Locate the lines that hold the string "caption". Copy every such line.

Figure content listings
+++++

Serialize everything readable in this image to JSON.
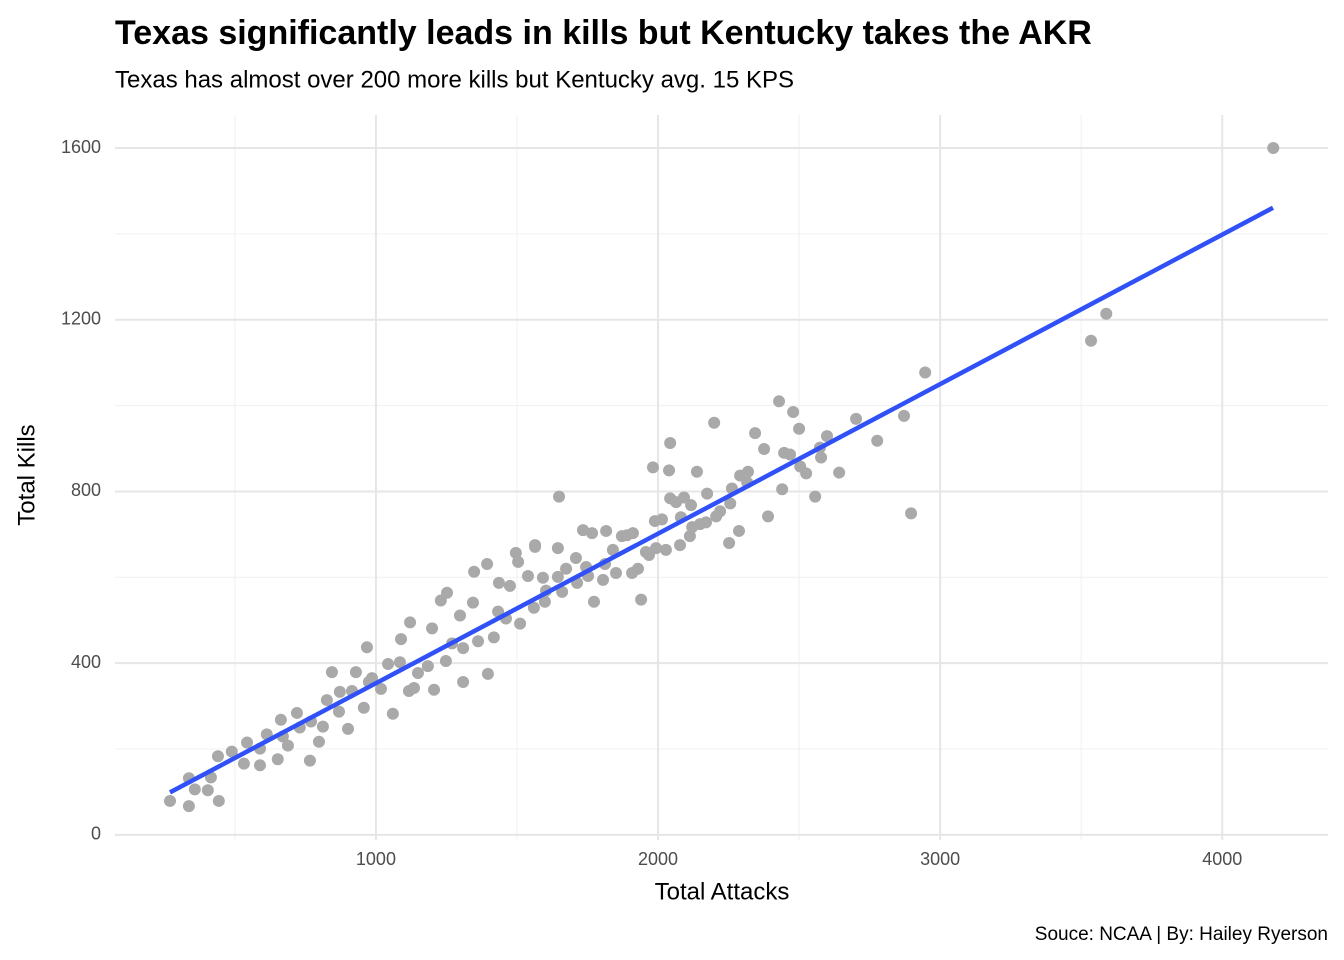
{
  "chart_data": {
    "type": "scatter",
    "title": "Texas significantly leads in kills but Kentucky takes the AKR",
    "subtitle": "Texas has almost over 200 more kills but Kentucky avg. 15 KPS",
    "caption": "Souce: NCAA | By: Hailey Ryerson",
    "x_label": "Total Attacks",
    "y_label": "Total Kills",
    "color": "#a9a9a9",
    "x": [
      4181,
      3589,
      3535,
      2947,
      2897,
      2872,
      2777,
      2702,
      2642,
      2599,
      2578,
      2557,
      2525,
      2500,
      2479,
      2447,
      2429,
      2390,
      2376,
      2344,
      2440,
      2319,
      2252,
      2287,
      2199,
      2138,
      2113,
      2117,
      2081,
      2043,
      2039,
      1982,
      1993,
      2014,
      1957,
      1940,
      1890,
      1816,
      1745,
      1773,
      1649,
      1645,
      1592,
      1564,
      1504,
      1397,
      1309,
      1206,
      1117,
      1060,
      957,
      901,
      766,
      652,
      443,
      404,
      337,
      270,
      337,
      358,
      415,
      440,
      489,
      532,
      543,
      589,
      613,
      663,
      688,
      720,
      770,
      812,
      826,
      844,
      869,
      915,
      929,
      968,
      986,
      1043,
      1089,
      1121,
      1149,
      1199,
      1230,
      1252,
      1270,
      1298,
      1344,
      1348,
      1394,
      1433,
      1436,
      1475,
      1496,
      1539,
      1564,
      1599,
      1645,
      1674,
      1709,
      1734,
      1766,
      1812,
      1840,
      1872,
      1911,
      1929,
      1965,
      1989,
      2043,
      2064,
      2092,
      2149,
      2174,
      2220,
      2256,
      2316,
      2291,
      2468,
      2504,
      2574,
      670,
      589,
      730,
      798,
      872,
      975,
      1018,
      1085,
      1135,
      1184,
      1248,
      1309,
      1362,
      1418,
      1461,
      1511,
      1560,
      1603,
      1660,
      1713,
      1752,
      1805,
      1851,
      1908,
      1968,
      2028,
      2078,
      2121,
      2170,
      2206,
      2262
    ],
    "values": [
      1600,
      1214,
      1151,
      1077,
      749,
      976,
      918,
      969,
      844,
      929,
      879,
      788,
      842,
      946,
      985,
      890,
      1010,
      742,
      899,
      936,
      805,
      846,
      680,
      708,
      960,
      846,
      696,
      768,
      740,
      913,
      849,
      856,
      668,
      735,
      659,
      548,
      698,
      708,
      624,
      543,
      788,
      668,
      599,
      671,
      636,
      375,
      356,
      338,
      335,
      282,
      296,
      247,
      173,
      176,
      79,
      104,
      67,
      79,
      132,
      106,
      134,
      183,
      194,
      166,
      215,
      201,
      234,
      268,
      208,
      284,
      264,
      252,
      314,
      379,
      287,
      335,
      379,
      437,
      365,
      398,
      456,
      495,
      377,
      481,
      546,
      564,
      446,
      511,
      541,
      613,
      631,
      520,
      587,
      580,
      657,
      603,
      675,
      543,
      601,
      620,
      645,
      710,
      703,
      631,
      664,
      696,
      703,
      620,
      657,
      731,
      784,
      775,
      786,
      724,
      795,
      754,
      772,
      821,
      837,
      886,
      858,
      902,
      229,
      162,
      250,
      217,
      333,
      356,
      340,
      402,
      342,
      393,
      405,
      435,
      451,
      460,
      504,
      492,
      529,
      569,
      566,
      587,
      603,
      594,
      610,
      610,
      652,
      664,
      675,
      717,
      728,
      742,
      807
    ],
    "fit": {
      "x": [
        270,
        4180
      ],
      "values": [
        99,
        1461
      ],
      "color": "#3050f8"
    },
    "xlim": [
      75,
      4375
    ],
    "ylim": [
      -12,
      1677
    ],
    "xticks": [
      1000,
      2000,
      3000,
      4000
    ],
    "yticks": [
      0,
      400,
      800,
      1200,
      1600
    ],
    "x_minor_ticks": [
      500,
      1500,
      2500,
      3500
    ],
    "y_minor_ticks": [
      200,
      600,
      1000,
      1400
    ],
    "grid": true
  }
}
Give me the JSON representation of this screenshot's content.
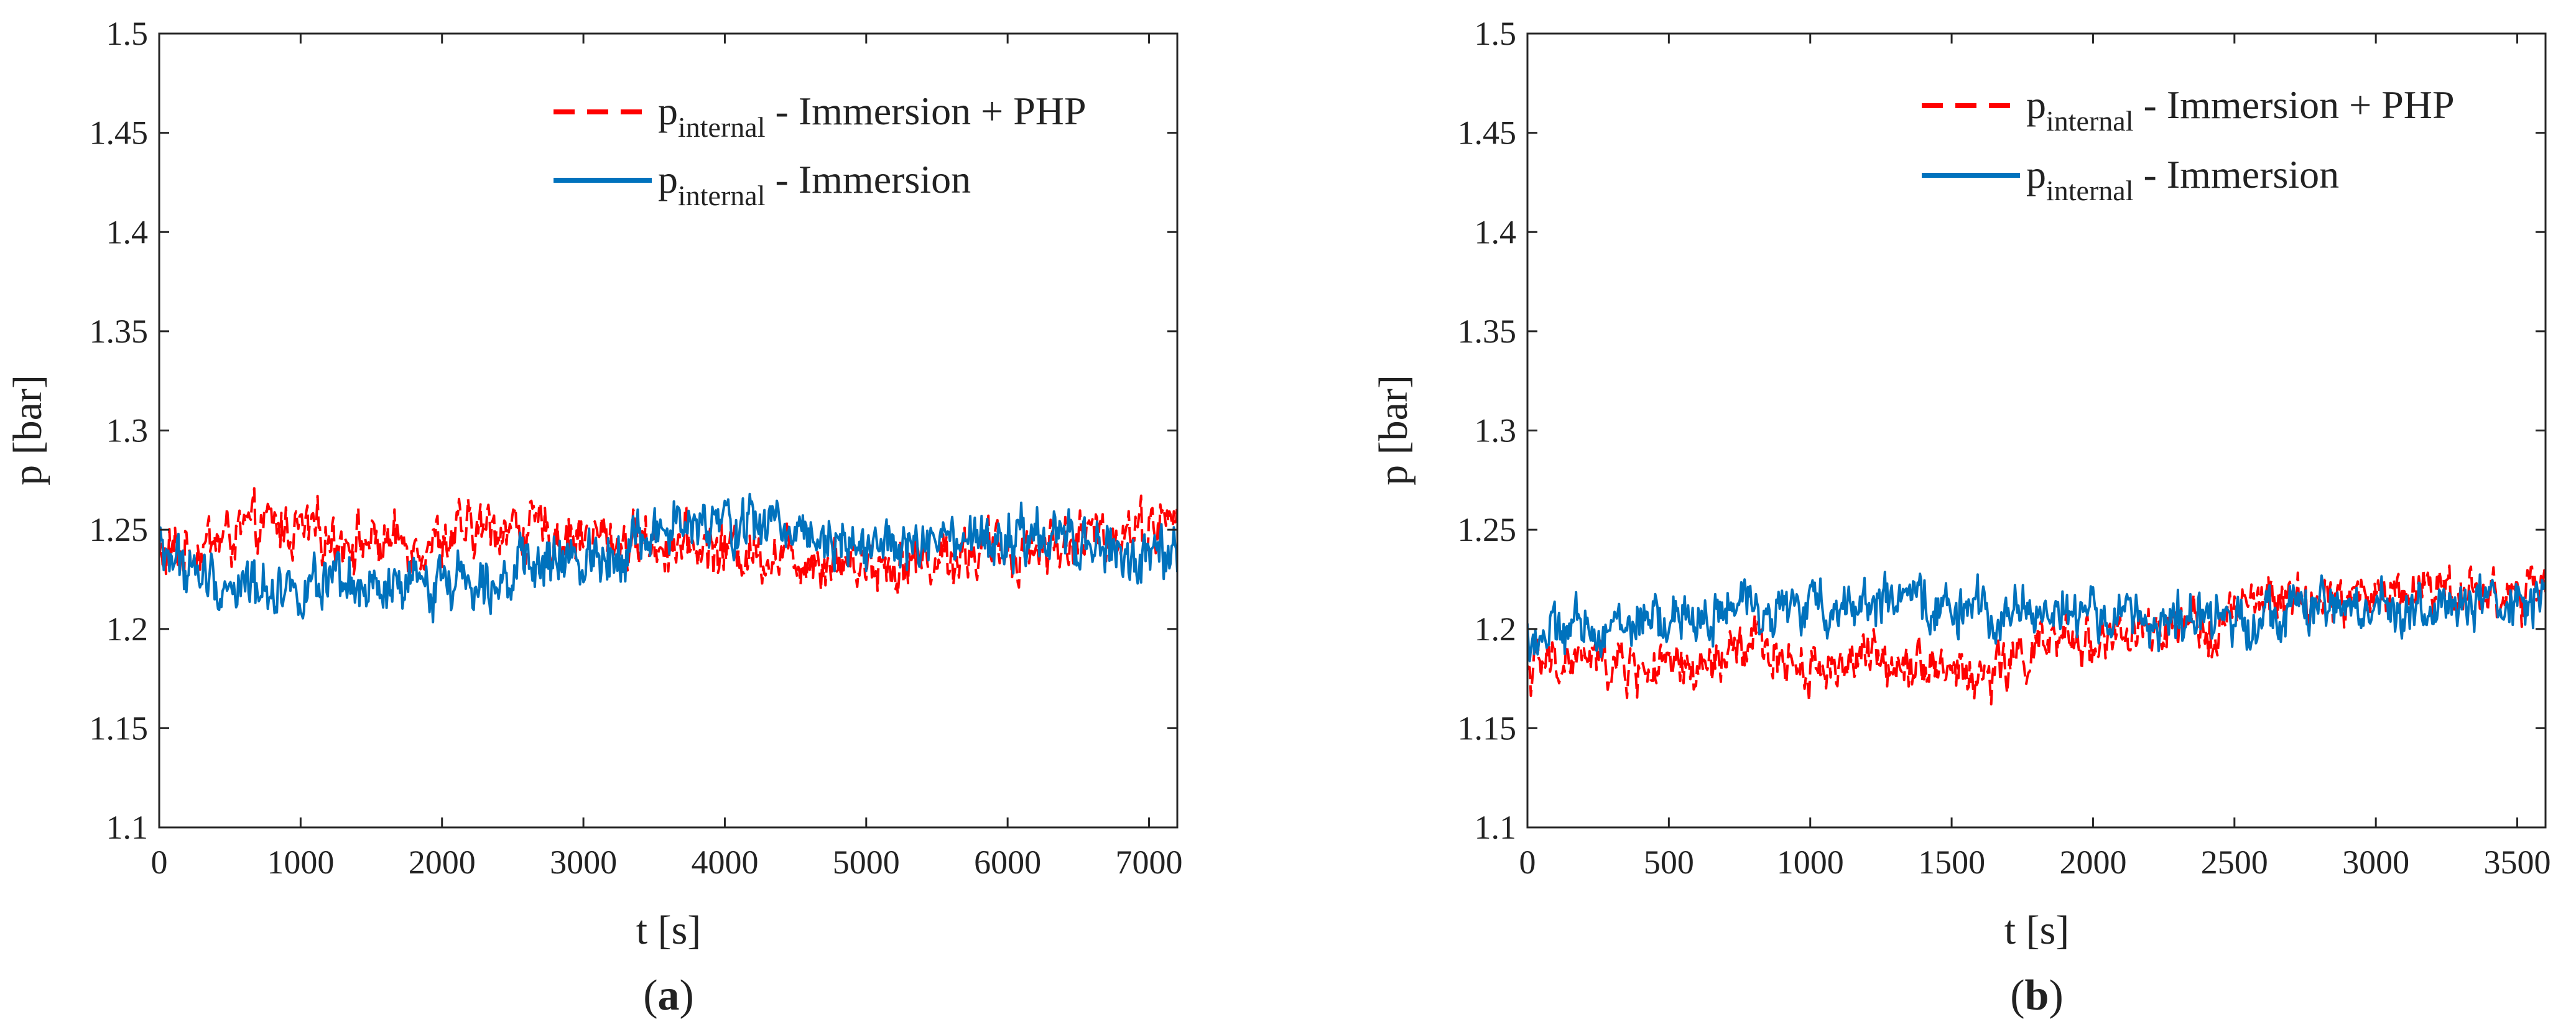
{
  "chart_data": [
    {
      "type": "line",
      "title": "",
      "xlabel": "t [s]",
      "ylabel": "p [bar]",
      "xlim": [
        0,
        7200
      ],
      "ylim": [
        1.1,
        1.5
      ],
      "xticks": [
        0,
        1000,
        2000,
        3000,
        4000,
        5000,
        6000,
        7000
      ],
      "yticks": [
        1.1,
        1.15,
        1.2,
        1.25,
        1.3,
        1.35,
        1.4,
        1.45,
        1.5
      ],
      "xtick_labels": [
        "0",
        "1000",
        "2000",
        "3000",
        "4000",
        "5000",
        "6000",
        "7000"
      ],
      "ytick_labels": [
        "1.1",
        "1.15",
        "1.2",
        "1.25",
        "1.3",
        "1.35",
        "1.4",
        "1.45",
        "1.5"
      ],
      "caption": "a",
      "legend_position": "top-right",
      "noise_amplitude": 0.012,
      "series": [
        {
          "name": "p_internal - Immersion + PHP",
          "legend_main": "p",
          "legend_sub": "internal",
          "legend_rest": " - Immersion + PHP",
          "color": "#ff0000",
          "dash": "dashed",
          "x": [
            0,
            400,
            800,
            1200,
            1600,
            2000,
            2400,
            2800,
            3200,
            3600,
            4000,
            4400,
            4800,
            5200,
            5600,
            6000,
            6400,
            6800,
            7200
          ],
          "y": [
            1.235,
            1.245,
            1.252,
            1.247,
            1.243,
            1.245,
            1.252,
            1.248,
            1.245,
            1.243,
            1.24,
            1.238,
            1.235,
            1.233,
            1.237,
            1.24,
            1.243,
            1.25,
            1.255
          ]
        },
        {
          "name": "p_internal - Immersion",
          "legend_main": "p",
          "legend_sub": "internal",
          "legend_rest": " - Immersion",
          "color": "#0072bd",
          "dash": "solid",
          "x": [
            0,
            400,
            800,
            1200,
            1600,
            2000,
            2400,
            2800,
            3200,
            3600,
            4000,
            4400,
            4800,
            5200,
            5600,
            6000,
            6400,
            6800,
            7200
          ],
          "y": [
            1.24,
            1.222,
            1.222,
            1.22,
            1.217,
            1.225,
            1.228,
            1.232,
            1.24,
            1.25,
            1.252,
            1.253,
            1.247,
            1.24,
            1.242,
            1.243,
            1.245,
            1.237,
            1.233
          ]
        }
      ]
    },
    {
      "type": "line",
      "title": "",
      "xlabel": "t [s]",
      "ylabel": "p [bar]",
      "xlim": [
        0,
        3600
      ],
      "ylim": [
        1.1,
        1.5
      ],
      "xticks": [
        0,
        500,
        1000,
        1500,
        2000,
        2500,
        3000,
        3500
      ],
      "yticks": [
        1.1,
        1.15,
        1.2,
        1.25,
        1.3,
        1.35,
        1.4,
        1.45,
        1.5
      ],
      "xtick_labels": [
        "0",
        "500",
        "1000",
        "1500",
        "2000",
        "2500",
        "3000",
        "3500"
      ],
      "ytick_labels": [
        "1.1",
        "1.15",
        "1.2",
        "1.25",
        "1.3",
        "1.35",
        "1.4",
        "1.45",
        "1.5"
      ],
      "caption": "b",
      "legend_position": "top-right",
      "noise_amplitude": 0.011,
      "series": [
        {
          "name": "p_internal - Immersion + PHP",
          "legend_main": "p",
          "legend_sub": "internal",
          "legend_rest": " - Immersion + PHP",
          "color": "#ff0000",
          "dash": "dashed",
          "x": [
            0,
            200,
            400,
            600,
            800,
            1000,
            1200,
            1400,
            1600,
            1800,
            2000,
            2200,
            2400,
            2600,
            2800,
            3000,
            3200,
            3400,
            3600
          ],
          "y": [
            1.18,
            1.185,
            1.18,
            1.178,
            1.192,
            1.18,
            1.185,
            1.185,
            1.175,
            1.19,
            1.195,
            1.197,
            1.2,
            1.215,
            1.213,
            1.218,
            1.222,
            1.218,
            1.217
          ]
        },
        {
          "name": "p_internal - Immersion",
          "legend_main": "p",
          "legend_sub": "internal",
          "legend_rest": " - Immersion",
          "color": "#0072bd",
          "dash": "solid",
          "x": [
            0,
            200,
            400,
            600,
            800,
            1000,
            1200,
            1400,
            1600,
            1800,
            2000,
            2200,
            2400,
            2600,
            2800,
            3000,
            3200,
            3400,
            3600
          ],
          "y": [
            1.195,
            1.2,
            1.203,
            1.205,
            1.212,
            1.21,
            1.215,
            1.212,
            1.208,
            1.21,
            1.207,
            1.205,
            1.203,
            1.208,
            1.21,
            1.21,
            1.21,
            1.212,
            1.212
          ]
        }
      ]
    }
  ]
}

+++++

EXERCISE SOLUTION:
    "caption": "Souce: NCAA | By: Hailey Ryerson",
      "caption": "a",
      "caption": "b",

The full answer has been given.